--- Recorded data ---

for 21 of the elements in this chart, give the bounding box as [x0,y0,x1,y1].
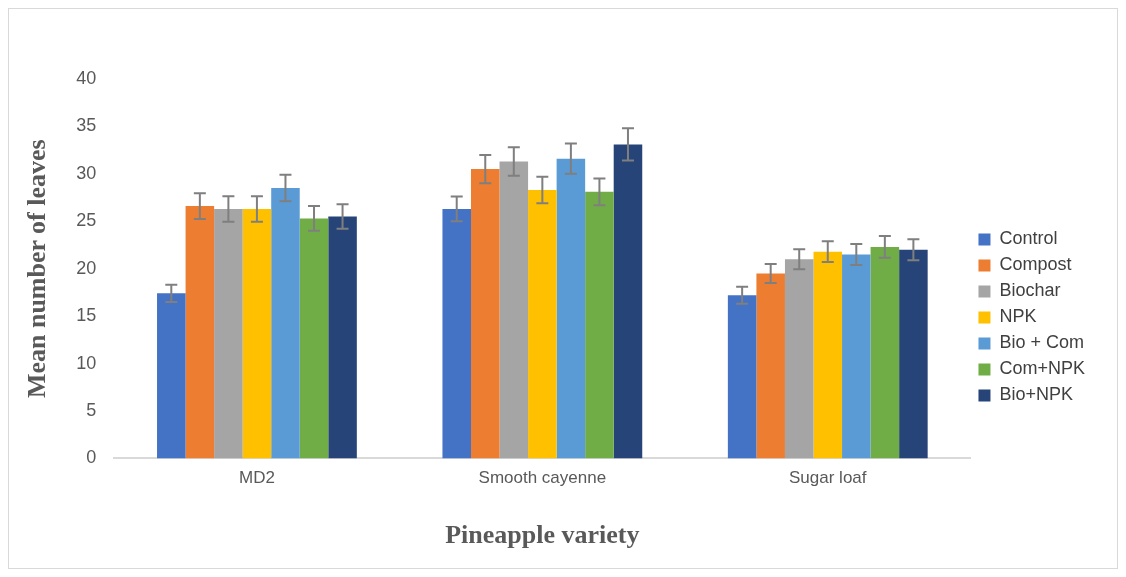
y-tick-label: 20 [76,257,97,278]
legend-label: Com+NPK [999,358,1085,379]
y-tick-label: 5 [86,399,97,420]
y-tick-label: 35 [76,115,97,136]
legend-label: Control [999,228,1058,249]
y-tick-label: 10 [76,352,97,373]
x-tick-label: Smooth cayenne [478,468,607,488]
x-axis-title: Pineapple variety [445,520,640,550]
x-tick-label: MD2 [238,468,275,488]
y-tick-label: 30 [76,162,97,183]
legend-label: Compost [999,254,1072,275]
legend-label: NPK [999,306,1037,327]
x-tick-label: Sugar loaf [789,468,867,488]
y-tick-label: 40 [76,67,97,88]
legend-label: Biochar [999,280,1061,301]
y-tick-label: 15 [76,305,97,326]
legend-label: Bio + Com [999,332,1085,353]
legend-label: Bio+NPK [999,384,1074,405]
y-axis-title: Mean number of leaves [22,139,52,399]
y-tick-label: 0 [86,447,97,468]
y-tick-label: 25 [76,210,97,231]
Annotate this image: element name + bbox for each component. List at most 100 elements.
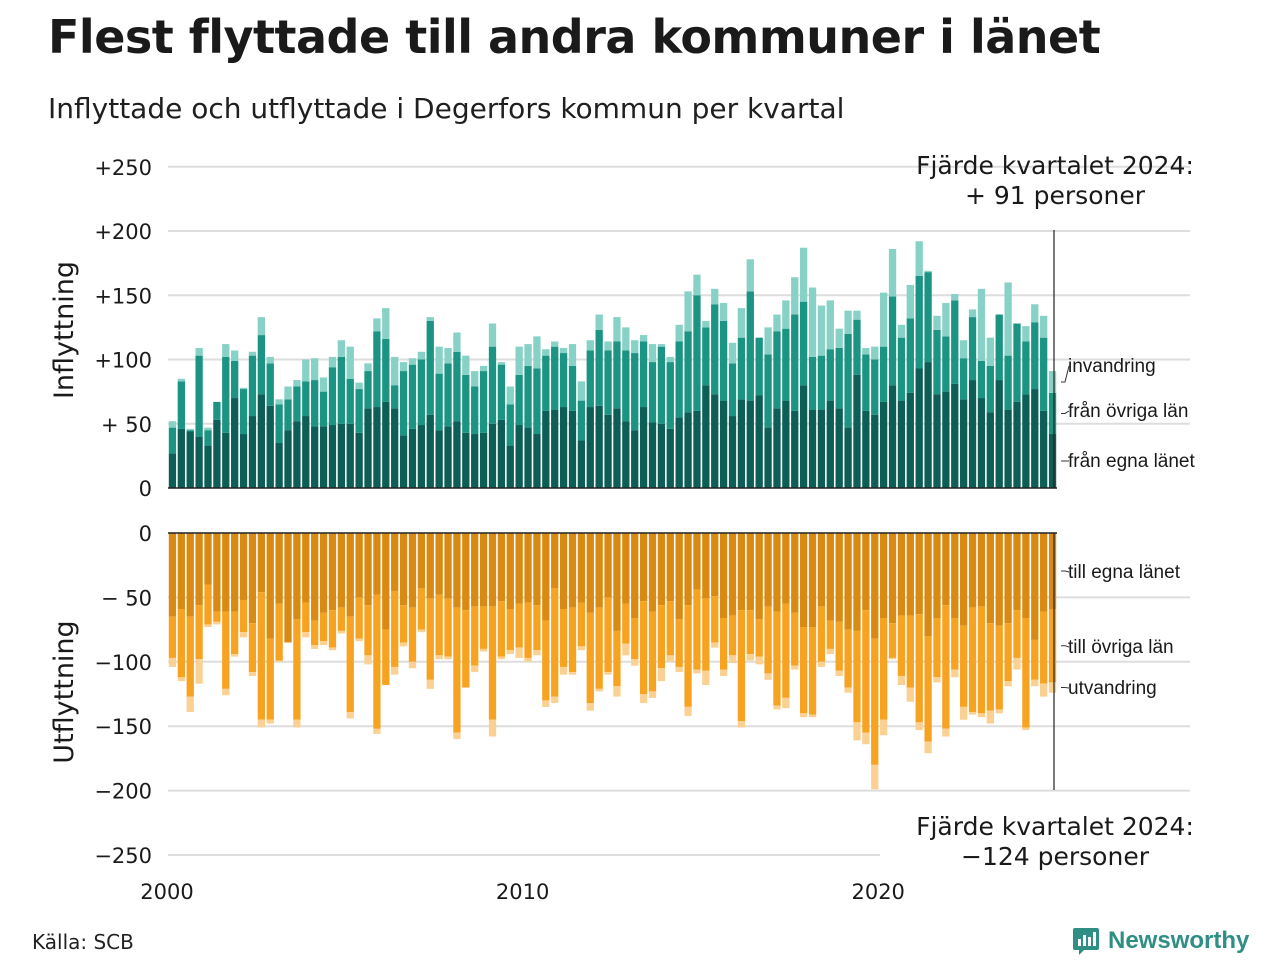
bar-inflow-segment bbox=[977, 398, 986, 488]
bar-outflow-segment bbox=[684, 533, 692, 606]
bar-inflow-segment bbox=[817, 409, 826, 488]
bar-inflow-segment bbox=[435, 373, 443, 431]
bar-outflow-segment bbox=[222, 533, 230, 612]
bar-inflow-segment bbox=[426, 320, 434, 415]
bar-outflow-segment bbox=[675, 533, 683, 620]
bar-outflow-segment bbox=[515, 533, 523, 604]
bar-inflow-segment bbox=[444, 347, 452, 364]
bar-inflow-segment bbox=[346, 423, 354, 488]
bar-inflow-segment bbox=[382, 308, 390, 339]
y-tick-label-top: +250 bbox=[94, 156, 152, 180]
bar-inflow-segment bbox=[373, 318, 381, 332]
bar-outflow-segment bbox=[346, 712, 354, 719]
bar-inflow-segment bbox=[391, 408, 399, 488]
bar-inflow-segment bbox=[204, 445, 212, 488]
bar-outflow-segment bbox=[364, 655, 372, 665]
bar-outflow-segment bbox=[719, 669, 728, 676]
bar-outflow-segment bbox=[568, 607, 577, 673]
bar-inflow-segment bbox=[888, 296, 897, 386]
bar-inflow-segment bbox=[764, 327, 772, 355]
bar-inflow-segment bbox=[435, 430, 443, 488]
bar-inflow-segment bbox=[880, 346, 888, 402]
bar-outflow-segment bbox=[960, 625, 968, 707]
bar-outflow-segment bbox=[213, 611, 221, 622]
bar-outflow-segment bbox=[319, 641, 328, 646]
bar-outflow-segment bbox=[684, 605, 692, 707]
bar-inflow-segment bbox=[577, 440, 586, 488]
bar-inflow-segment bbox=[773, 314, 781, 332]
bar-outflow-segment bbox=[595, 607, 603, 689]
bar-outflow-segment bbox=[728, 533, 737, 616]
bar-outflow-segment bbox=[328, 610, 337, 648]
bar-inflow-segment bbox=[204, 427, 212, 431]
bar-inflow-segment bbox=[337, 340, 345, 357]
bar-outflow-segment bbox=[933, 618, 941, 678]
bar-inflow-segment bbox=[497, 364, 506, 420]
bar-inflow-segment bbox=[880, 401, 888, 488]
bar-outflow-segment bbox=[622, 533, 630, 604]
bar-inflow-segment bbox=[657, 423, 666, 488]
bar-outflow-segment bbox=[728, 615, 737, 656]
bar-outflow-segment bbox=[1048, 608, 1057, 683]
bar-inflow-segment bbox=[551, 409, 559, 488]
series-label: till övriga län bbox=[1068, 637, 1174, 658]
bar-inflow-segment bbox=[177, 378, 185, 382]
bar-inflow-segment bbox=[257, 317, 265, 336]
bar-inflow-segment bbox=[168, 427, 177, 454]
bar-inflow-segment bbox=[311, 358, 319, 381]
bar-inflow-segment bbox=[648, 422, 657, 488]
bar-outflow-segment bbox=[239, 632, 248, 638]
bar-inflow-segment bbox=[595, 329, 603, 406]
series-label: utvandring bbox=[1068, 678, 1157, 699]
bar-inflow-segment bbox=[177, 428, 185, 488]
bar-outflow-segment bbox=[453, 732, 461, 740]
bar-inflow-segment bbox=[311, 426, 319, 488]
bar-outflow-segment bbox=[737, 533, 746, 611]
bar-inflow-segment bbox=[479, 432, 488, 488]
bar-inflow-segment bbox=[239, 387, 248, 390]
bar-inflow-segment bbox=[808, 409, 817, 488]
bar-outflow-segment bbox=[817, 606, 826, 662]
bar-inflow-segment bbox=[266, 356, 274, 364]
bar-outflow-segment bbox=[1004, 681, 1012, 687]
bar-outflow-segment bbox=[382, 533, 390, 630]
bar-inflow-segment bbox=[257, 335, 265, 395]
bar-outflow-segment bbox=[791, 612, 799, 666]
bar-inflow-segment bbox=[311, 380, 319, 427]
bar-inflow-segment bbox=[293, 386, 301, 422]
series-label-leader bbox=[1061, 645, 1070, 648]
bar-outflow-segment bbox=[808, 714, 817, 718]
bar-outflow-segment bbox=[524, 657, 532, 662]
bar-outflow-segment bbox=[951, 669, 959, 678]
bar-inflow-segment bbox=[1031, 322, 1039, 390]
bar-inflow-segment bbox=[337, 423, 345, 488]
bar-outflow-segment bbox=[622, 603, 630, 644]
bar-inflow-segment bbox=[355, 432, 363, 488]
bar-outflow-segment bbox=[559, 608, 568, 667]
bar-inflow-segment bbox=[542, 355, 550, 411]
bar-outflow-segment bbox=[844, 533, 852, 630]
bar-outflow-segment bbox=[977, 713, 986, 718]
bar-outflow-segment bbox=[746, 533, 754, 611]
bar-inflow-segment bbox=[471, 434, 479, 488]
bar-inflow-segment bbox=[479, 365, 488, 372]
bar-inflow-segment bbox=[773, 408, 781, 488]
bar-inflow-segment bbox=[399, 435, 408, 488]
bar-inflow-segment bbox=[844, 427, 852, 488]
bar-inflow-segment bbox=[711, 304, 719, 395]
bar-outflow-segment bbox=[488, 606, 497, 720]
bar-outflow-segment bbox=[417, 533, 426, 589]
bar-outflow-segment bbox=[995, 625, 1003, 710]
bar-inflow-segment bbox=[693, 410, 701, 488]
bar-inflow-segment bbox=[791, 410, 799, 488]
bar-inflow-segment bbox=[497, 362, 506, 365]
bar-outflow-segment bbox=[533, 533, 541, 606]
bar-outflow-segment bbox=[533, 605, 541, 651]
bar-inflow-segment bbox=[826, 300, 834, 350]
inflow-bars bbox=[168, 241, 1057, 488]
bar-inflow-segment bbox=[471, 371, 479, 387]
bar-outflow-segment bbox=[542, 700, 550, 707]
bar-inflow-segment bbox=[675, 324, 683, 342]
bar-outflow-segment bbox=[871, 764, 879, 790]
bar-outflow-segment bbox=[542, 533, 550, 621]
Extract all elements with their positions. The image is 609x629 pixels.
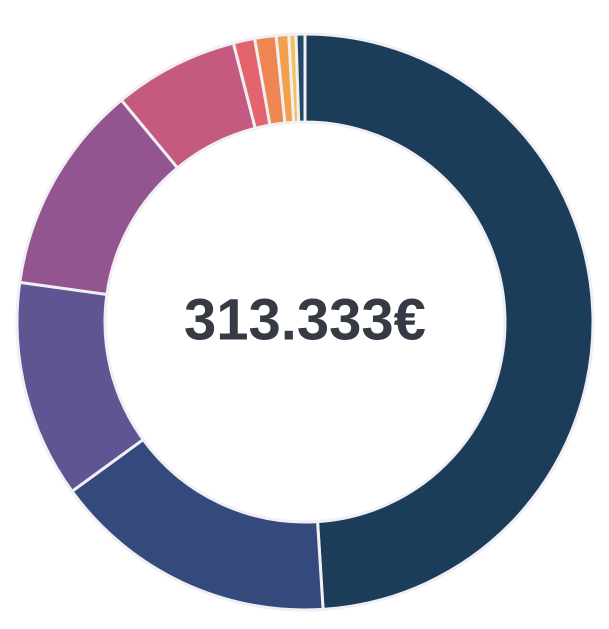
donut-segment bbox=[303, 32, 595, 612]
donut-segment bbox=[294, 32, 307, 124]
center-label: 313.333€ bbox=[184, 287, 426, 352]
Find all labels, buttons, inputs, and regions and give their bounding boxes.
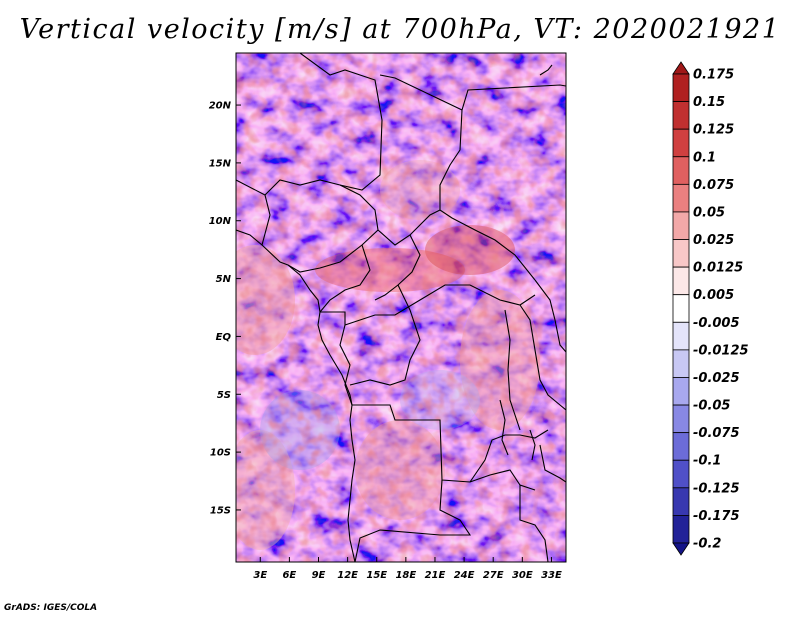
colorbar-label: -0.075 [693,426,740,441]
colorbar-label: -0.005 [693,316,740,331]
colorbar-label: -0.2 [693,537,721,552]
colorbar-swatch [672,515,690,544]
lat-label: 5N [216,274,232,285]
colorbar-label: 0.075 [693,178,734,193]
colorbar-label: 0.005 [693,288,734,303]
colorbar-swatch [672,294,690,323]
colorbar-label: 0.025 [693,233,734,248]
colorbar-swatch [672,101,690,130]
colorbar-label: -0.175 [693,509,740,524]
lon-label: 15E [366,570,387,581]
colorbar-label: -0.05 [693,399,730,414]
map-frame [235,52,567,563]
colorbar-label: -0.025 [693,371,740,386]
lat-label: 10N [209,216,232,227]
colorbar-label: -0.0125 [693,343,749,358]
colorbar-label: 0.05 [693,205,725,220]
lon-label: 9E [312,570,326,581]
colorbar-swatch [672,239,690,268]
colorbar-swatch [672,156,690,185]
longitude-axis: 3E 6E 9E 12E 15E 18E 21E 24E 27E 30E 33E [253,557,562,581]
colorbar-swatch [672,183,690,213]
colorbar-swatch [672,266,690,296]
colorbar-max-arrow [672,61,690,75]
colorbar-label: 0.1 [693,150,716,165]
lat-label: 15N [209,158,232,169]
country-borders [236,53,566,562]
lon-label: 27E [483,570,504,581]
colorbar-min-arrow [672,542,690,556]
colorbar-swatch [672,377,690,406]
lon-label: 24E [454,570,475,581]
lon-label: 30E [512,570,533,581]
coastline [287,64,553,562]
lon-label: 18E [395,570,416,581]
colorbar-label: 0.125 [693,123,734,138]
vertical-velocity-field [236,53,566,562]
map-title: Vertical velocity [m/s] at 700hPa, VT: 2… [19,14,781,45]
latitude-axis: 20N 15N 10N 5N EQ 5S 10S 15S [209,101,241,516]
colorbar-swatch [672,211,690,240]
lat-label: EQ [216,332,232,343]
colorbar-swatch [672,487,690,516]
lat-label: 15S [210,505,231,516]
colorbar-swatch [672,459,690,489]
colorbar-swatch [672,73,690,102]
colorbar-swatch [672,128,690,158]
colorbar-swatch [672,321,690,351]
colorbar-swatch [672,404,690,434]
lon-label: 12E [337,570,358,581]
grads-credit: GrADS: IGES/COLA [4,603,98,613]
colorbar: 0.175 0.15 0.125 0.1 0.075 0.05 0.025 0.0125 0.0… [672,61,749,556]
colorbar-label: 0.175 [693,68,734,83]
colorbar-label: -0.125 [693,481,740,496]
lat-label: 20N [209,101,232,112]
lat-label: 10S [210,448,231,459]
lon-label: 6E [282,570,296,581]
lon-label: 21E [425,570,446,581]
colorbar-label: 0.0125 [693,261,743,276]
colorbar-swatch [672,432,690,461]
colorbar-label: -0.1 [693,454,721,469]
lat-label: 5S [217,390,231,401]
colorbar-label: 0.15 [693,95,725,110]
lon-label: 33E [541,570,562,581]
lon-label: 3E [253,570,267,581]
colorbar-swatch [672,349,690,378]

---

What this task involves -
Could you rewrite everything from "bar-inflow-segment bbox=[977, 398, 986, 488]" down to "bar-outflow-segment bbox=[346, 712, 354, 719]" in the data, both lines included, putting "inflow-bar" in place of "bar-inflow-segment" and leaving the rest unchanged? Give only those lines.

Result of this task -
inflow-bar bbox=[977, 398, 986, 488]
bar-outflow-segment bbox=[684, 533, 692, 606]
inflow-bar bbox=[817, 409, 826, 488]
inflow-bar bbox=[435, 373, 443, 431]
bar-outflow-segment bbox=[222, 533, 230, 612]
inflow-bar bbox=[426, 320, 434, 415]
bar-outflow-segment bbox=[675, 533, 683, 620]
bar-outflow-segment bbox=[515, 533, 523, 604]
inflow-bar bbox=[444, 347, 452, 364]
inflow-bar bbox=[346, 423, 354, 488]
inflow-bar bbox=[382, 308, 390, 339]
y-tick-label-top: +250 bbox=[94, 156, 152, 180]
inflow-bar bbox=[373, 318, 381, 332]
bar-outflow-segment bbox=[346, 712, 354, 719]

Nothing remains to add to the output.